SET PROBLEM >>
Draw out every line with the word "INITIAL" from the listing below.

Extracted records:
* begin *

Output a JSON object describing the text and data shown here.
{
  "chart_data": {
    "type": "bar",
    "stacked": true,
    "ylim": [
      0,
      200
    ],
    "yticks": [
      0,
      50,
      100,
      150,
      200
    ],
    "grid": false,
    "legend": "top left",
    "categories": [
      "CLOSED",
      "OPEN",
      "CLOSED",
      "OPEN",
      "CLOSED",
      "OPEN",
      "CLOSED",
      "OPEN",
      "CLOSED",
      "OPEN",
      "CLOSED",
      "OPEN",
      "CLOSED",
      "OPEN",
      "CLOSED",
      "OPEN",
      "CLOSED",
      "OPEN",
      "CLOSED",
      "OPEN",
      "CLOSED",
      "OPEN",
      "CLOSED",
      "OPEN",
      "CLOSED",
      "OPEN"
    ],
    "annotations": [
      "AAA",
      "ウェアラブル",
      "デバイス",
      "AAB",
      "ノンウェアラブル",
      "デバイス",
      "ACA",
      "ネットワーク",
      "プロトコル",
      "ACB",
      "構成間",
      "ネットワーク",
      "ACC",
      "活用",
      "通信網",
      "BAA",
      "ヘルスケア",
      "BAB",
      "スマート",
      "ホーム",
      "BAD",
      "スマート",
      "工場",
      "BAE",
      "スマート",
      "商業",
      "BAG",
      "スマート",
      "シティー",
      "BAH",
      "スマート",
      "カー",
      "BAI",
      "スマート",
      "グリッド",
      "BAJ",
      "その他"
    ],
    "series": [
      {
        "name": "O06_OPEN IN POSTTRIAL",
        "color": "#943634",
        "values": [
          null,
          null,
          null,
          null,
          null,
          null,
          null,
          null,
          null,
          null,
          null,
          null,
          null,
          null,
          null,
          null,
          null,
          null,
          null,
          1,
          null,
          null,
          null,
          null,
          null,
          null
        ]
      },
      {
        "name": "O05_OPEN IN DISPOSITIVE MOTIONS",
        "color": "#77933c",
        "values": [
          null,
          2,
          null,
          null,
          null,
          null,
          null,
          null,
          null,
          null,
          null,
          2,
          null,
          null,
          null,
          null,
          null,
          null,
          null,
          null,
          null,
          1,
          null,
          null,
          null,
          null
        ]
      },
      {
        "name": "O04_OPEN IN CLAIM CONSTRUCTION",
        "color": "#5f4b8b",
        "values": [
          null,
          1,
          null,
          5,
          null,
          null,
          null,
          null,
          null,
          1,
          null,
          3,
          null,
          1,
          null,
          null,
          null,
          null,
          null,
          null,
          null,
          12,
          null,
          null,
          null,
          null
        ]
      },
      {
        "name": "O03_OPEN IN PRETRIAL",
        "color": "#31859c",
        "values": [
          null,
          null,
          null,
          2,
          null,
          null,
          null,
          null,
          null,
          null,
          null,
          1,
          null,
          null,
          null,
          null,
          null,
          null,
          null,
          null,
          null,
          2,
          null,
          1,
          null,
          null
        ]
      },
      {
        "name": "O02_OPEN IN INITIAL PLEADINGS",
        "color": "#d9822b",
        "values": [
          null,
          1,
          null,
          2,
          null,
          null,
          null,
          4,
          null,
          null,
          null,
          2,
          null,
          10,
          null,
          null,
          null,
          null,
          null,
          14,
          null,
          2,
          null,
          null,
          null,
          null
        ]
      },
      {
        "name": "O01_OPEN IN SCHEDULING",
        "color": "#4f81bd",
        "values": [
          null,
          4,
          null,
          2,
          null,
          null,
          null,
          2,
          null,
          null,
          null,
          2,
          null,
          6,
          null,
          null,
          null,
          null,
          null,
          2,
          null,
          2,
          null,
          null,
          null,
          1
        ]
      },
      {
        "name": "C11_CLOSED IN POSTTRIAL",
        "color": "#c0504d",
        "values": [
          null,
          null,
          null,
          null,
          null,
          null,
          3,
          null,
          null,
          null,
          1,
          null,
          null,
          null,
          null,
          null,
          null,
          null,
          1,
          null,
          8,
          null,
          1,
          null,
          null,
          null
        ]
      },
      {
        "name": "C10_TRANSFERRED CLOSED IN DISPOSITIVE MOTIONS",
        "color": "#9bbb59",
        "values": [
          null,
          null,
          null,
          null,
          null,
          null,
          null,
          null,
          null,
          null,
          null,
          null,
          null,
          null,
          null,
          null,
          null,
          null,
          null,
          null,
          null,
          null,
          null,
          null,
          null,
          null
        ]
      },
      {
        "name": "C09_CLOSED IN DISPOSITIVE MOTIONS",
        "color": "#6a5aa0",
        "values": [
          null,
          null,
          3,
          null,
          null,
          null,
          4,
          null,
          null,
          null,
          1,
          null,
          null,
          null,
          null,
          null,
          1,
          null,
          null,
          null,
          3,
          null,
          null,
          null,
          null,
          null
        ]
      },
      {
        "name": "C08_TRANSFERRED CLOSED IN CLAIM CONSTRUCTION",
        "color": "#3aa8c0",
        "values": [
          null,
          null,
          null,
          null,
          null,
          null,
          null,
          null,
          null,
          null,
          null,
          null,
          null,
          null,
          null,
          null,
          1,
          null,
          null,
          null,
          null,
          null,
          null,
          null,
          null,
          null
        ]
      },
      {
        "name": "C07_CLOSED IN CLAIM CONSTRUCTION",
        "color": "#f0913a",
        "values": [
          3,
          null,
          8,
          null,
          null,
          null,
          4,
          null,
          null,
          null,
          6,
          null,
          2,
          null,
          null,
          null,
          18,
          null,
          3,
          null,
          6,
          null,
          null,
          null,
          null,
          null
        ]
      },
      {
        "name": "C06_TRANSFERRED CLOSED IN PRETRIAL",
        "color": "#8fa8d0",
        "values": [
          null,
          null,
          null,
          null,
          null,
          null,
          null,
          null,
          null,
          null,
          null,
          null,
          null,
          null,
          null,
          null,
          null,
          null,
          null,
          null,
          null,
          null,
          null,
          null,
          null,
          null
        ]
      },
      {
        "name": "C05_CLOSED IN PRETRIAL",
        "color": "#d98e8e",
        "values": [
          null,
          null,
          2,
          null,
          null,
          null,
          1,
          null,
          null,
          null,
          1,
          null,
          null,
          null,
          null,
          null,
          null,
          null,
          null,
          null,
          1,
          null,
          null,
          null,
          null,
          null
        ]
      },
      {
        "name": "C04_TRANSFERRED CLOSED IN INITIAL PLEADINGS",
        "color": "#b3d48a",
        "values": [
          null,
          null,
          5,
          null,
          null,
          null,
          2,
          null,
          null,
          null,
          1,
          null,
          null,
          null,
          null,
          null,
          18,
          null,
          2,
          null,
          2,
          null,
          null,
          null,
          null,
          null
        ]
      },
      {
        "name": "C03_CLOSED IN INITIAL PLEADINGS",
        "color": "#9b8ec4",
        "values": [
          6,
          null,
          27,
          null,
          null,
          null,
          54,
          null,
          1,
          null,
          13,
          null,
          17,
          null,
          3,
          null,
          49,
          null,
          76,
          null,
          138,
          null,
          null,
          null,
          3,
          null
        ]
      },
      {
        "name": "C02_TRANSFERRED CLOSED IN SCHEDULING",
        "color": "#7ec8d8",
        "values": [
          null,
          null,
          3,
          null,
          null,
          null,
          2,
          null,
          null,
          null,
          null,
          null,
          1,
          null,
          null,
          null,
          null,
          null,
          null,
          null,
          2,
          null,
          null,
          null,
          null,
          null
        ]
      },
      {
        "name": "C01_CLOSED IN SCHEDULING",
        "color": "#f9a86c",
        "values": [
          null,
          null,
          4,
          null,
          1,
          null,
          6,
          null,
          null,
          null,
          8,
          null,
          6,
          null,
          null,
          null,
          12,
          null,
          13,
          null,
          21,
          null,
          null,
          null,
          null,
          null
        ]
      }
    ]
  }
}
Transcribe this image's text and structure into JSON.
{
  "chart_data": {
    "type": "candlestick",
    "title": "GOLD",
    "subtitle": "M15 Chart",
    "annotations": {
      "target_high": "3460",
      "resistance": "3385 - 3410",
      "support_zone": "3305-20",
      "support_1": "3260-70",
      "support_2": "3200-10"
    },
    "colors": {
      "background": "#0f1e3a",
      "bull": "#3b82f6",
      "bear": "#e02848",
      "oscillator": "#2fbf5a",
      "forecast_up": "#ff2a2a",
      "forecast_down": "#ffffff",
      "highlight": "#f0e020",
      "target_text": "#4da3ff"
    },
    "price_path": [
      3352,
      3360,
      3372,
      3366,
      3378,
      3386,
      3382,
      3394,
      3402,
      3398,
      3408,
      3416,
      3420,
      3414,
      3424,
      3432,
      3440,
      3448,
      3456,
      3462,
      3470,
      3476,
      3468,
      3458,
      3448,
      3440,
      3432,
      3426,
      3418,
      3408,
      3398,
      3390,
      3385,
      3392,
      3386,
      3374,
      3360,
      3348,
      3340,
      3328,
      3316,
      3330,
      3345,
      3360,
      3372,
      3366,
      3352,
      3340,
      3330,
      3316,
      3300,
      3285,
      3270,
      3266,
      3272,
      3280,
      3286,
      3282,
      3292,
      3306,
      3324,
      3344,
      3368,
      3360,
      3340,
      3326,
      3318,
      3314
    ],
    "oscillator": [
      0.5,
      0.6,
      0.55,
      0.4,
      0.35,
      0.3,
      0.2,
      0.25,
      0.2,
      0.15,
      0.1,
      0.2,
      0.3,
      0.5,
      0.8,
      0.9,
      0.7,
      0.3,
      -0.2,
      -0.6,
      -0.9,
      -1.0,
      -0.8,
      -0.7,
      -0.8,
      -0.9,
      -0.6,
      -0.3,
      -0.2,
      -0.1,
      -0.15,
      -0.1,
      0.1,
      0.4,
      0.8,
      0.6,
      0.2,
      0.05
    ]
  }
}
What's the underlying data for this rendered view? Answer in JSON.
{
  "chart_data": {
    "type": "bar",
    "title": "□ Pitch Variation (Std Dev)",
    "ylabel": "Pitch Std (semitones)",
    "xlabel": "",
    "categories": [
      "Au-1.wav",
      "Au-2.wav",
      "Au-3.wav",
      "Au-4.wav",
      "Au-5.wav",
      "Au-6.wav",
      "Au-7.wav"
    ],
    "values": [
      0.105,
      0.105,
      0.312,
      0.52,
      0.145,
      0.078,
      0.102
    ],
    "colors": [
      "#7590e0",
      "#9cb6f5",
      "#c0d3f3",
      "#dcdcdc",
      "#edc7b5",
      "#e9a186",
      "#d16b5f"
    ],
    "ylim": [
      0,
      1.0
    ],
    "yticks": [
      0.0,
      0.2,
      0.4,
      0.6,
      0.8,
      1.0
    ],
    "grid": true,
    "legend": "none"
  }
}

* end *

SOLUTION TO THIS TASK >>
        "name": "O02_OPEN IN INITIAL PLEADINGS",
        "name": "C04_TRANSFERRED CLOSED IN INITIAL PLEADINGS",
        "name": "C03_CLOSED IN INITIAL PLEADINGS",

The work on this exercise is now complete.